> _EXERCISE DETAILS_: Give every line back verbatim, dropping all images.

(Entries from a dataset)
## start

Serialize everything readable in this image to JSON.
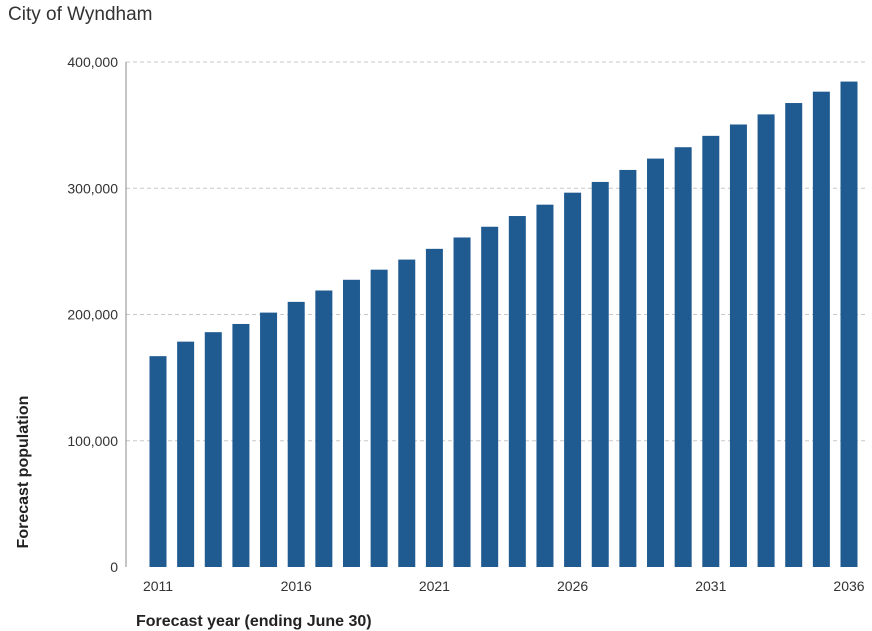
{
  "chart_data": {
    "type": "bar",
    "title": "City of Wyndham",
    "xlabel": "Forecast year (ending June 30)",
    "ylabel": "Forecast population",
    "ylim": [
      0,
      400000
    ],
    "yticks": [
      "0",
      "100,000",
      "200,000",
      "300,000",
      "400,000"
    ],
    "ytick_values": [
      0,
      100000,
      200000,
      300000,
      400000
    ],
    "xtick_labels": [
      "2011",
      "2016",
      "2021",
      "2026",
      "2031",
      "2036"
    ],
    "grid": true,
    "color": "#1f5a91",
    "categories": [
      2011,
      2012,
      2013,
      2014,
      2015,
      2016,
      2017,
      2018,
      2019,
      2020,
      2021,
      2022,
      2023,
      2024,
      2025,
      2026,
      2027,
      2028,
      2029,
      2030,
      2031,
      2032,
      2033,
      2034,
      2035,
      2036
    ],
    "values": [
      167000,
      178500,
      186000,
      192500,
      201500,
      210000,
      219000,
      227500,
      235500,
      243500,
      252000,
      261000,
      269500,
      278000,
      287000,
      296500,
      305000,
      314500,
      323500,
      332500,
      341500,
      350500,
      358500,
      367500,
      376500,
      384500
    ]
  }
}
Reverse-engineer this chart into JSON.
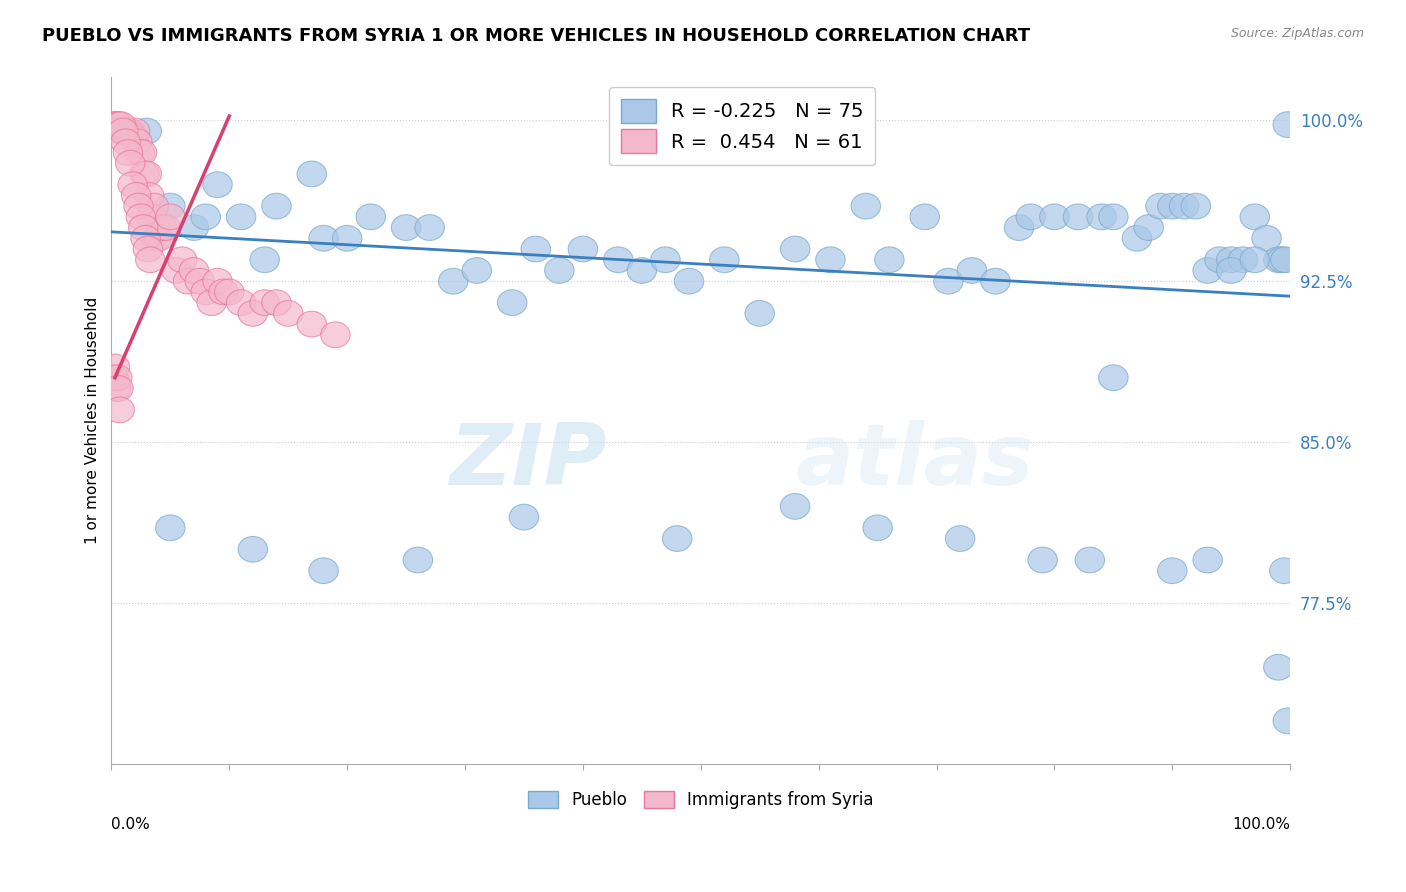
{
  "title": "PUEBLO VS IMMIGRANTS FROM SYRIA 1 OR MORE VEHICLES IN HOUSEHOLD CORRELATION CHART",
  "source": "Source: ZipAtlas.com",
  "ylabel": "1 or more Vehicles in Household",
  "yticks": [
    100.0,
    92.5,
    85.0,
    77.5
  ],
  "ytick_labels": [
    "100.0%",
    "92.5%",
    "85.0%",
    "77.5%"
  ],
  "xmin": 0.0,
  "xmax": 100.0,
  "ymin": 70.0,
  "ymax": 102.0,
  "legend_blue": "R = -0.225   N = 75",
  "legend_pink": "R =  0.454   N = 61",
  "legend_blue_label": "Pueblo",
  "legend_pink_label": "Immigrants from Syria",
  "watermark_zip": "ZIP",
  "watermark_atlas": "atlas",
  "blue_color": "#aac8e8",
  "pink_color": "#f4b8cc",
  "blue_edge_color": "#7aaacb",
  "pink_edge_color": "#e87899",
  "blue_line_color": "#3a7fc1",
  "pink_line_color": "#d94070",
  "blue_trend_x": [
    0.0,
    100.0
  ],
  "blue_trend_y": [
    94.8,
    91.8
  ],
  "pink_trend_x": [
    0.3,
    10.0
  ],
  "pink_trend_y": [
    88.0,
    100.2
  ],
  "blue_scatter_x": [
    3.0,
    5.0,
    7.0,
    8.0,
    9.0,
    11.0,
    13.0,
    14.0,
    17.0,
    18.0,
    20.0,
    22.0,
    25.0,
    27.0,
    29.0,
    31.0,
    34.0,
    36.0,
    38.0,
    40.0,
    43.0,
    45.0,
    47.0,
    49.0,
    52.0,
    55.0,
    58.0,
    61.0,
    64.0,
    66.0,
    69.0,
    71.0,
    73.0,
    75.0,
    77.0,
    78.0,
    80.0,
    82.0,
    84.0,
    85.0,
    87.0,
    88.0,
    89.0,
    90.0,
    91.0,
    92.0,
    93.0,
    94.0,
    95.0,
    96.0,
    97.0,
    98.0,
    99.0,
    99.3,
    99.6,
    99.8,
    5.0,
    12.0,
    18.0,
    26.0,
    35.0,
    48.0,
    58.0,
    65.0,
    72.0,
    79.0,
    83.0,
    85.0,
    90.0,
    93.0,
    95.0,
    97.0,
    99.0,
    99.5,
    99.8
  ],
  "blue_scatter_y": [
    99.5,
    96.0,
    95.0,
    95.5,
    97.0,
    95.5,
    93.5,
    96.0,
    97.5,
    94.5,
    94.5,
    95.5,
    95.0,
    95.0,
    92.5,
    93.0,
    91.5,
    94.0,
    93.0,
    94.0,
    93.5,
    93.0,
    93.5,
    92.5,
    93.5,
    91.0,
    94.0,
    93.5,
    96.0,
    93.5,
    95.5,
    92.5,
    93.0,
    92.5,
    95.0,
    95.5,
    95.5,
    95.5,
    95.5,
    95.5,
    94.5,
    95.0,
    96.0,
    96.0,
    96.0,
    96.0,
    93.0,
    93.5,
    93.5,
    93.5,
    95.5,
    94.5,
    93.5,
    93.5,
    93.5,
    99.8,
    81.0,
    80.0,
    79.0,
    79.5,
    81.5,
    80.5,
    82.0,
    81.0,
    80.5,
    79.5,
    79.5,
    88.0,
    79.0,
    79.5,
    93.0,
    93.5,
    74.5,
    79.0,
    72.0
  ],
  "pink_scatter_x": [
    0.3,
    0.5,
    0.7,
    0.9,
    1.1,
    1.3,
    1.5,
    1.7,
    1.9,
    2.0,
    2.2,
    2.4,
    2.6,
    2.8,
    3.0,
    3.2,
    3.4,
    3.6,
    3.8,
    4.0,
    4.3,
    4.6,
    5.0,
    5.5,
    6.0,
    6.5,
    7.0,
    7.5,
    8.0,
    8.5,
    9.0,
    9.5,
    10.0,
    11.0,
    12.0,
    13.0,
    14.0,
    15.0,
    17.0,
    19.0,
    0.4,
    0.6,
    0.8,
    1.0,
    1.2,
    1.4,
    1.6,
    1.8,
    2.1,
    2.3,
    2.5,
    2.7,
    2.9,
    3.1,
    3.3,
    0.2,
    0.3,
    0.4,
    0.5,
    0.6,
    0.7
  ],
  "pink_scatter_y": [
    99.8,
    99.8,
    99.5,
    99.5,
    99.5,
    99.5,
    99.5,
    99.3,
    99.2,
    99.5,
    99.0,
    98.5,
    98.5,
    97.5,
    97.5,
    96.5,
    95.5,
    96.0,
    94.5,
    94.5,
    95.0,
    95.0,
    95.5,
    93.0,
    93.5,
    92.5,
    93.0,
    92.5,
    92.0,
    91.5,
    92.5,
    92.0,
    92.0,
    91.5,
    91.0,
    91.5,
    91.5,
    91.0,
    90.5,
    90.0,
    99.8,
    99.8,
    99.8,
    99.5,
    99.0,
    98.5,
    98.0,
    97.0,
    96.5,
    96.0,
    95.5,
    95.0,
    94.5,
    94.0,
    93.5,
    88.0,
    88.5,
    87.5,
    88.0,
    87.5,
    86.5
  ]
}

## end

> _COMPLETED TASK_:
Serialize everything readable in this image to JSON.
{
  "chart_data": {
    "type": "bar",
    "title": "City of Wyndham",
    "xlabel": "Forecast year (ending June 30)",
    "ylabel": "Forecast population",
    "ylim": [
      0,
      400000
    ],
    "yticks": [
      "0",
      "100,000",
      "200,000",
      "300,000",
      "400,000"
    ],
    "ytick_values": [
      0,
      100000,
      200000,
      300000,
      400000
    ],
    "xtick_labels": [
      "2011",
      "2016",
      "2021",
      "2026",
      "2031",
      "2036"
    ],
    "grid": true,
    "color": "#1f5a91",
    "categories": [
      2011,
      2012,
      2013,
      2014,
      2015,
      2016,
      2017,
      2018,
      2019,
      2020,
      2021,
      2022,
      2023,
      2024,
      2025,
      2026,
      2027,
      2028,
      2029,
      2030,
      2031,
      2032,
      2033,
      2034,
      2035,
      2036
    ],
    "values": [
      167000,
      178500,
      186000,
      192500,
      201500,
      210000,
      219000,
      227500,
      235500,
      243500,
      252000,
      261000,
      269500,
      278000,
      287000,
      296500,
      305000,
      314500,
      323500,
      332500,
      341500,
      350500,
      358500,
      367500,
      376500,
      384500
    ]
  }
}
Reverse-engineer this chart into JSON.
{
  "title": "PUEBLO VS IMMIGRANTS FROM SYRIA 1 OR MORE VEHICLES IN HOUSEHOLD CORRELATION CHART",
  "source": "Source: ZipAtlas.com",
  "ylabel": "1 or more Vehicles in Household",
  "yticks": [
    100.0,
    92.5,
    85.0,
    77.5
  ],
  "ytick_labels": [
    "100.0%",
    "92.5%",
    "85.0%",
    "77.5%"
  ],
  "xmin": 0.0,
  "xmax": 100.0,
  "ymin": 70.0,
  "ymax": 102.0,
  "legend_blue": "R = -0.225   N = 75",
  "legend_pink": "R =  0.454   N = 61",
  "legend_blue_label": "Pueblo",
  "legend_pink_label": "Immigrants from Syria",
  "watermark_zip": "ZIP",
  "watermark_atlas": "atlas",
  "blue_color": "#aac8e8",
  "pink_color": "#f4b8cc",
  "blue_edge_color": "#7aaacb",
  "pink_edge_color": "#e87899",
  "blue_line_color": "#3a7fc1",
  "pink_line_color": "#d94070",
  "blue_trend_x": [
    0.0,
    100.0
  ],
  "blue_trend_y": [
    94.8,
    91.8
  ],
  "pink_trend_x": [
    0.3,
    10.0
  ],
  "pink_trend_y": [
    88.0,
    100.2
  ],
  "blue_scatter_x": [
    3.0,
    5.0,
    7.0,
    8.0,
    9.0,
    11.0,
    13.0,
    14.0,
    17.0,
    18.0,
    20.0,
    22.0,
    25.0,
    27.0,
    29.0,
    31.0,
    34.0,
    36.0,
    38.0,
    40.0,
    43.0,
    45.0,
    47.0,
    49.0,
    52.0,
    55.0,
    58.0,
    61.0,
    64.0,
    66.0,
    69.0,
    71.0,
    73.0,
    75.0,
    77.0,
    78.0,
    80.0,
    82.0,
    84.0,
    85.0,
    87.0,
    88.0,
    89.0,
    90.0,
    91.0,
    92.0,
    93.0,
    94.0,
    95.0,
    96.0,
    97.0,
    98.0,
    99.0,
    99.3,
    99.6,
    99.8,
    5.0,
    12.0,
    18.0,
    26.0,
    35.0,
    48.0,
    58.0,
    65.0,
    72.0,
    79.0,
    83.0,
    85.0,
    90.0,
    93.0,
    95.0,
    97.0,
    99.0,
    99.5,
    99.8
  ],
  "blue_scatter_y": [
    99.5,
    96.0,
    95.0,
    95.5,
    97.0,
    95.5,
    93.5,
    96.0,
    97.5,
    94.5,
    94.5,
    95.5,
    95.0,
    95.0,
    92.5,
    93.0,
    91.5,
    94.0,
    93.0,
    94.0,
    93.5,
    93.0,
    93.5,
    92.5,
    93.5,
    91.0,
    94.0,
    93.5,
    96.0,
    93.5,
    95.5,
    92.5,
    93.0,
    92.5,
    95.0,
    95.5,
    95.5,
    95.5,
    95.5,
    95.5,
    94.5,
    95.0,
    96.0,
    96.0,
    96.0,
    96.0,
    93.0,
    93.5,
    93.5,
    93.5,
    95.5,
    94.5,
    93.5,
    93.5,
    93.5,
    99.8,
    81.0,
    80.0,
    79.0,
    79.5,
    81.5,
    80.5,
    82.0,
    81.0,
    80.5,
    79.5,
    79.5,
    88.0,
    79.0,
    79.5,
    93.0,
    93.5,
    74.5,
    79.0,
    72.0
  ],
  "pink_scatter_x": [
    0.3,
    0.5,
    0.7,
    0.9,
    1.1,
    1.3,
    1.5,
    1.7,
    1.9,
    2.0,
    2.2,
    2.4,
    2.6,
    2.8,
    3.0,
    3.2,
    3.4,
    3.6,
    3.8,
    4.0,
    4.3,
    4.6,
    5.0,
    5.5,
    6.0,
    6.5,
    7.0,
    7.5,
    8.0,
    8.5,
    9.0,
    9.5,
    10.0,
    11.0,
    12.0,
    13.0,
    14.0,
    15.0,
    17.0,
    19.0,
    0.4,
    0.6,
    0.8,
    1.0,
    1.2,
    1.4,
    1.6,
    1.8,
    2.1,
    2.3,
    2.5,
    2.7,
    2.9,
    3.1,
    3.3,
    0.2,
    0.3,
    0.4,
    0.5,
    0.6,
    0.7
  ],
  "pink_scatter_y": [
    99.8,
    99.8,
    99.5,
    99.5,
    99.5,
    99.5,
    99.5,
    99.3,
    99.2,
    99.5,
    99.0,
    98.5,
    98.5,
    97.5,
    97.5,
    96.5,
    95.5,
    96.0,
    94.5,
    94.5,
    95.0,
    95.0,
    95.5,
    93.0,
    93.5,
    92.5,
    93.0,
    92.5,
    92.0,
    91.5,
    92.5,
    92.0,
    92.0,
    91.5,
    91.0,
    91.5,
    91.5,
    91.0,
    90.5,
    90.0,
    99.8,
    99.8,
    99.8,
    99.5,
    99.0,
    98.5,
    98.0,
    97.0,
    96.5,
    96.0,
    95.5,
    95.0,
    94.5,
    94.0,
    93.5,
    88.0,
    88.5,
    87.5,
    88.0,
    87.5,
    86.5
  ]
}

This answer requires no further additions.